Text extract ::
Ah.  A kernel thread has a VM disctinct from other threads.  Therefore
they would go in the same (virtual) place in each thread.  John alluded
to this in his posting about making the kernel stack dynamic.  The only
thing that needs to change between kernel-dynamic for single entrancy
and thread-dynamic for multiple entrancy is the location of the stack
pointer that gets referenced.  This assume the kernel can handle a
guard page fault at SPL, etc..  It means a preallocation so that the
page insertion can take place, and a 4k insertion stack (one page)
for handling the fault when it occurs in kernel space.  This would
require that the processor honor the WP bit if it's an Intel processor;
for 386's, you would have to choose a "largest reasonable amount" and
just live with it.

A much bigger problem is shared heap, unshared stack in a single pmap,
which is the case for user space threads, and is why the POSIX threading
model specifies you pass the stack to the thread creation as a preallocated
entity.

You can break this up into "auto-grow" zones using a guard page, but
then the mapping can only grow to the point it intersects another zone.
Ie: I hit the guard page, I fault, I add a new page, I move the guard
page down one page, I continue -- but I've reduced the space to the
next area by one page because I've divided up the available space to
get my mappings into the same adress space map.  The "proper" soloution
is *probably* to fragment the map instead, where one thread has a
slightly different VM space than another -- the difference being the
stack mapping.

So mapped text objects (the program and shared library code) and mapped
heap objects (the program data and shared library data) remain the same
from thread to thread, but the page mapping and guard page mapping for
each thread is the only stack mapping for the given process.

Recorded information ::
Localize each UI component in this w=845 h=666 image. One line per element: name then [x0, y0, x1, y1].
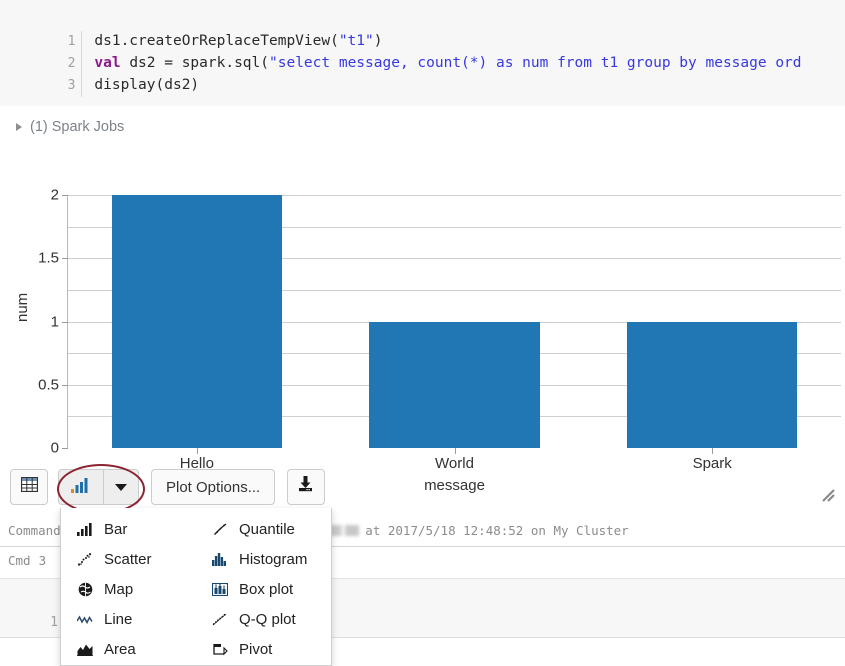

Required tasks ::
a. In the text on thread stacks, what does the POSIX threading model specify about the stack?
b. Reproduce the part of the thread-stack text starting with "Ie: I hit the" and going on through "the given process.".
c. Pick up the text on kernel and user thread stack mappings after its final sentence and write what comes next.

Answers by task ::
a. It specifies that you pass the stack to thread creation as a preallocated entity.

b.
Ie: I hit the guard page, I fault, I add a new page, I move the guard
page down one page, I continue -- but I've reduced the space to the
next area by one page because I've divided up the available space to
get my mappings into the same adress space map.  The "proper" soloution
is *probably* to fragment the map instead, where one thread has a
slightly different VM space than another -- the difference being the
stack mapping.

So mapped text objects (the program and shared library code) and mapped
heap objects (the program data and shared library data) remain the same
from thread to thread, but the page mapping and guard page mapping for
each thread is the only stack mapping for the given process.

c.
This implies a heavier-than-expected mapping overhead.

Another alternative is a hybrid approach:  You zone for some amount,
and then after you exceed your zone for a given thread, you engage
in pmap changes.  This "punishes" threads with "excessive" stack
use, while leaving other threads unadulterated.  It's probably the
correct approach, if the stack can be made arbitrarily large.

> > I think John Dyson's response is best: it can be implemented (I wouldn't
> > say it was as trivial to do as John implies, but then John is a VM
> > guy and I am an FS guy), but we need to make sure that it's the right
> > thing being implemented.
> 
> I think John meant that the kernel stack can easily be moved somewhere
> else as I was talking about an interim non-smp step.  BTW, an interim step
> doesn't sound necessary after listening to John's description of the
> flexibility already enabled in the current framework, unless people really
> wanted more kernel stack then there is now and the tradeoffs were
> reasonable. 

I think the 386 not honoring the WP bit in protected mode (so you can't
get a stack-grow fault oon your guard page) is a bigger stumbling block
to implementing straight in without an interim step for 386's to fall back
to.  8-(.  Limits of hardware...


					Terry Lambert
					terry@lambert.org
---
Any opinions in this posting are my own and not those of my present
or previous employers.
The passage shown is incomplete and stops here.